» Stated task:
Transcribe each of the following entries line for line, without any changes.

» Supplied material:
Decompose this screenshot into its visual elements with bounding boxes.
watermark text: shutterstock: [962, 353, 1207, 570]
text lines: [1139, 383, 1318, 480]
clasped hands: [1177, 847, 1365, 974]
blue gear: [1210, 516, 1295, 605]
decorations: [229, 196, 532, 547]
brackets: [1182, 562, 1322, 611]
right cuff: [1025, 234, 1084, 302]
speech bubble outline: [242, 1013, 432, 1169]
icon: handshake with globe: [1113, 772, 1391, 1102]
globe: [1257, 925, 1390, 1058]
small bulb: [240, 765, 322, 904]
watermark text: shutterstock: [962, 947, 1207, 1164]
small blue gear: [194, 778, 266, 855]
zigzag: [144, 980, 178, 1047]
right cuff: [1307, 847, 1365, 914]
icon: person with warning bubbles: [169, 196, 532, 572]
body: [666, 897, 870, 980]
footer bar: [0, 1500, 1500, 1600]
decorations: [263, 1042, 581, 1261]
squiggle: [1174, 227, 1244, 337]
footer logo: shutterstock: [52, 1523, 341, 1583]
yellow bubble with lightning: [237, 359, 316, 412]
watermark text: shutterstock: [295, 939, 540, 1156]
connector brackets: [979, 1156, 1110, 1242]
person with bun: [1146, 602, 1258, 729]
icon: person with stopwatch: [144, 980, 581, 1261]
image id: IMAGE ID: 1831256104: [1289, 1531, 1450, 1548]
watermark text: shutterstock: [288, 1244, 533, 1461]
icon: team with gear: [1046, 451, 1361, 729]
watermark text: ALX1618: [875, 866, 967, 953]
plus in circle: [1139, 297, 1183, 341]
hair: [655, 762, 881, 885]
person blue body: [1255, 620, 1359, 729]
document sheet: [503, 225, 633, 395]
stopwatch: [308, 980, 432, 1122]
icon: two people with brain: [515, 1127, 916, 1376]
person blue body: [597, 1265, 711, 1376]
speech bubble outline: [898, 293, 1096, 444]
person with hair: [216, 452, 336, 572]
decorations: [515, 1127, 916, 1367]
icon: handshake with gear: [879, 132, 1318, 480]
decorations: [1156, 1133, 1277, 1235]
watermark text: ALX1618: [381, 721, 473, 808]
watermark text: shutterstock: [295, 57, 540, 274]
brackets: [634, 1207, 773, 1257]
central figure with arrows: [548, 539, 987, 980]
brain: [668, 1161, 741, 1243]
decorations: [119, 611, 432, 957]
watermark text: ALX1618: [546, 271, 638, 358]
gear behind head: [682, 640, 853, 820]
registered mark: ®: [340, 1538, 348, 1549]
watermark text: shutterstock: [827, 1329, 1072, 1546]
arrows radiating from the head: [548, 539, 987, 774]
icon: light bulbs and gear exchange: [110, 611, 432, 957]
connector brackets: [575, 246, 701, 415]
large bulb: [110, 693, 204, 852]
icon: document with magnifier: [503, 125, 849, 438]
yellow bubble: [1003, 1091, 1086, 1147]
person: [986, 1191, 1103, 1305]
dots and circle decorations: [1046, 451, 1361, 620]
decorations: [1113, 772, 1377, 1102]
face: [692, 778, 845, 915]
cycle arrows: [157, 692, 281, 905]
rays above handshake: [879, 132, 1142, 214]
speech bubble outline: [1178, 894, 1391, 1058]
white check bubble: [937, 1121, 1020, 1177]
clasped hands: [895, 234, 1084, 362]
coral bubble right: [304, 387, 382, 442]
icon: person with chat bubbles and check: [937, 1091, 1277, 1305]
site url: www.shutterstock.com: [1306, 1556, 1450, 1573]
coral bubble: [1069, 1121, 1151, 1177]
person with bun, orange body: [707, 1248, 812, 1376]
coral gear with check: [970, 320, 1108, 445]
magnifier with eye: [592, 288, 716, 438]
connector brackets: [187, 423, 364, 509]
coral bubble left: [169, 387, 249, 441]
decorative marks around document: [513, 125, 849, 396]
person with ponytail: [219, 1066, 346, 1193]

» The response:
Decompose this screenshot into its visual elements with bounding boxes.
watermark text: shutterstock: [962, 353, 1207, 570]
text lines: [1139, 383, 1318, 480]
clasped hands: [1177, 847, 1365, 974]
blue gear: [1210, 516, 1295, 605]
decorations: [229, 196, 532, 547]
brackets: [1182, 562, 1322, 611]
right cuff: [1025, 234, 1084, 302]
speech bubble outline: [242, 1013, 432, 1169]
icon: handshake with globe: [1113, 772, 1391, 1102]
globe: [1257, 925, 1390, 1058]
small bulb: [240, 765, 322, 904]
watermark text: shutterstock: [962, 947, 1207, 1164]
small blue gear: [194, 778, 266, 855]
zigzag: [144, 980, 178, 1047]
right cuff: [1307, 847, 1365, 914]
icon: person with warning bubbles: [169, 196, 532, 572]
body: [666, 897, 870, 980]
footer bar: [0, 1500, 1500, 1600]
decorations: [263, 1042, 581, 1261]
squiggle: [1174, 227, 1244, 337]
footer logo: shutterstock: [52, 1523, 341, 1583]
yellow bubble with lightning: [237, 359, 316, 412]
watermark text: shutterstock: [295, 939, 540, 1156]
connector brackets: [979, 1156, 1110, 1242]
person with bun: [1146, 602, 1258, 729]
icon: person with stopwatch: [144, 980, 581, 1261]
image id: IMAGE ID: 1831256104: [1289, 1531, 1450, 1548]
watermark text: shutterstock: [288, 1244, 533, 1461]
icon: team with gear: [1046, 451, 1361, 729]
watermark text: ALX1618: [875, 866, 967, 953]
plus in circle: [1139, 297, 1183, 341]
hair: [655, 762, 881, 885]
person blue body: [1255, 620, 1359, 729]
document sheet: [503, 225, 633, 395]
stopwatch: [308, 980, 432, 1122]
icon: two people with brain: [515, 1127, 916, 1376]
person blue body: [597, 1265, 711, 1376]
speech bubble outline: [898, 293, 1096, 444]
person with hair: [216, 452, 336, 572]
decorations: [515, 1127, 916, 1367]
icon: handshake with gear: [879, 132, 1318, 480]
decorations: [1156, 1133, 1277, 1235]
watermark text: ALX1618: [381, 721, 473, 808]
watermark text: shutterstock: [295, 57, 540, 274]
brackets: [634, 1207, 773, 1257]
central figure with arrows: [548, 539, 987, 980]
brain: [668, 1161, 741, 1243]
decorations: [119, 611, 432, 957]
watermark text: ALX1618: [546, 271, 638, 358]
gear behind head: [682, 640, 853, 820]
registered mark: ®: [340, 1538, 348, 1549]
watermark text: shutterstock: [827, 1329, 1072, 1546]
arrows radiating from the head: [548, 539, 987, 774]
icon: light bulbs and gear exchange: [110, 611, 432, 957]
connector brackets: [575, 246, 701, 415]
large bulb: [110, 693, 204, 852]
icon: document with magnifier: [503, 125, 849, 438]
yellow bubble: [1003, 1091, 1086, 1147]
person: [986, 1191, 1103, 1305]
dots and circle decorations: [1046, 451, 1361, 620]
decorations: [1113, 772, 1377, 1102]
face: [692, 778, 845, 915]
cycle arrows: [157, 692, 281, 905]
rays above handshake: [879, 132, 1142, 214]
speech bubble outline: [1178, 894, 1391, 1058]
white check bubble: [937, 1121, 1020, 1177]
clasped hands: [895, 234, 1084, 362]
coral bubble right: [304, 387, 382, 442]
icon: person with chat bubbles and check: [937, 1091, 1277, 1305]
site url: www.shutterstock.com: [1306, 1556, 1450, 1573]
coral bubble: [1069, 1121, 1151, 1177]
person with bun, orange body: [707, 1248, 812, 1376]
coral gear with check: [970, 320, 1108, 445]
magnifier with eye: [592, 288, 716, 438]
connector brackets: [187, 423, 364, 509]
coral bubble left: [169, 387, 249, 441]
decorative marks around document: [513, 125, 849, 396]
person with ponytail: [219, 1066, 346, 1193]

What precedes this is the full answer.